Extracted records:

* * * * * * * * *

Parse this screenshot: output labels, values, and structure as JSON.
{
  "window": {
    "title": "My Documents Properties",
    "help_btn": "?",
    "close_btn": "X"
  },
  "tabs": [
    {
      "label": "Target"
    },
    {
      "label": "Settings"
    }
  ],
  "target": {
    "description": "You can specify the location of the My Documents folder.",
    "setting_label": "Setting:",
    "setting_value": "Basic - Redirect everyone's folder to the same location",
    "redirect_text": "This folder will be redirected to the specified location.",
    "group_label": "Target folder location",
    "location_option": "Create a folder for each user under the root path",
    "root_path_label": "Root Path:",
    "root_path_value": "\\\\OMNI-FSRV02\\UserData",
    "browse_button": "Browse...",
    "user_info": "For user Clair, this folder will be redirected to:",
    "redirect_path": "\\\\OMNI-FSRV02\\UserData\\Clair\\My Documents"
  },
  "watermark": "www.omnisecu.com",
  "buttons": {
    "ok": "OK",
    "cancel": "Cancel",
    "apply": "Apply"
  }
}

* * * * * * * * *

Your task:
In full and verbatim, repeat the records given above.

Result of this exercise:
Parse this screenshot: output labels, values, and structure as JSON.
{
  "window": {
    "title": "My Documents Properties",
    "help_btn": "?",
    "close_btn": "X"
  },
  "tabs": [
    {
      "label": "Target"
    },
    {
      "label": "Settings"
    }
  ],
  "target": {
    "description": "You can specify the location of the My Documents folder.",
    "setting_label": "Setting:",
    "setting_value": "Basic - Redirect everyone's folder to the same location",
    "redirect_text": "This folder will be redirected to the specified location.",
    "group_label": "Target folder location",
    "location_option": "Create a folder for each user under the root path",
    "root_path_label": "Root Path:",
    "root_path_value": "\\\\OMNI-FSRV02\\UserData",
    "browse_button": "Browse...",
    "user_info": "For user Clair, this folder will be redirected to:",
    "redirect_path": "\\\\OMNI-FSRV02\\UserData\\Clair\\My Documents"
  },
  "watermark": "www.omnisecu.com",
  "buttons": {
    "ok": "OK",
    "cancel": "Cancel",
    "apply": "Apply"
  }
}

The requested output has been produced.